Directions: Reproduce the listing word for word. Skip any image.

Recorded information:
-- Start --

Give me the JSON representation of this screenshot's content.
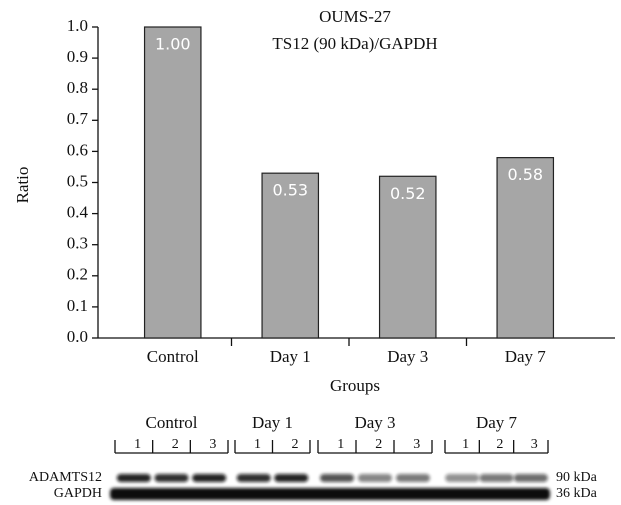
{
  "chart_data": {
    "type": "bar",
    "title": "OUMS-27",
    "subtitle": "TS12 (90 kDa)/GAPDH",
    "xlabel": "Groups",
    "ylabel": "Ratio",
    "categories": [
      "Control",
      "Day 1",
      "Day 3",
      "Day 7"
    ],
    "values": [
      1.0,
      0.53,
      0.52,
      0.58
    ],
    "value_labels": [
      "1.00",
      "0.53",
      "0.52",
      "0.58"
    ],
    "color": "#a6a6a6",
    "ylim": [
      0,
      1
    ],
    "yticks": [
      {
        "value": 0,
        "label": "0.0"
      },
      0.1,
      0.2,
      0.3,
      0.4,
      0.5,
      0.6,
      0.7,
      0.8,
      0.9,
      {
        "value": 1,
        "label": "1.0"
      }
    ]
  },
  "blot": {
    "groups": [
      {
        "label": "Control",
        "lanes": [
          "1",
          "2",
          "3"
        ]
      },
      {
        "label": "Day 1",
        "lanes": [
          "1",
          "2"
        ]
      },
      {
        "label": "Day 3",
        "lanes": [
          "1",
          "2",
          "3"
        ]
      },
      {
        "label": "Day 7",
        "lanes": [
          "1",
          "2",
          "3"
        ]
      }
    ],
    "rows": [
      {
        "label": "ADAMTS12",
        "size": "90 kDa"
      },
      {
        "label": "GAPDH",
        "size": "36 kDa"
      }
    ]
  }
}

-- End --

Response to the task:
Give me the JSON representation of this screenshot's content.
{
  "chart_data": {
    "type": "bar",
    "title": "OUMS-27",
    "subtitle": "TS12 (90 kDa)/GAPDH",
    "xlabel": "Groups",
    "ylabel": "Ratio",
    "categories": [
      "Control",
      "Day 1",
      "Day 3",
      "Day 7"
    ],
    "values": [
      1.0,
      0.53,
      0.52,
      0.58
    ],
    "value_labels": [
      "1.00",
      "0.53",
      "0.52",
      "0.58"
    ],
    "color": "#a6a6a6",
    "ylim": [
      0,
      1
    ],
    "yticks": [
      {
        "value": 0,
        "label": "0.0"
      },
      0.1,
      0.2,
      0.3,
      0.4,
      0.5,
      0.6,
      0.7,
      0.8,
      0.9,
      {
        "value": 1,
        "label": "1.0"
      }
    ]
  },
  "blot": {
    "groups": [
      {
        "label": "Control",
        "lanes": [
          "1",
          "2",
          "3"
        ]
      },
      {
        "label": "Day 1",
        "lanes": [
          "1",
          "2"
        ]
      },
      {
        "label": "Day 3",
        "lanes": [
          "1",
          "2",
          "3"
        ]
      },
      {
        "label": "Day 7",
        "lanes": [
          "1",
          "2",
          "3"
        ]
      }
    ],
    "rows": [
      {
        "label": "ADAMTS12",
        "size": "90 kDa"
      },
      {
        "label": "GAPDH",
        "size": "36 kDa"
      }
    ]
  }
}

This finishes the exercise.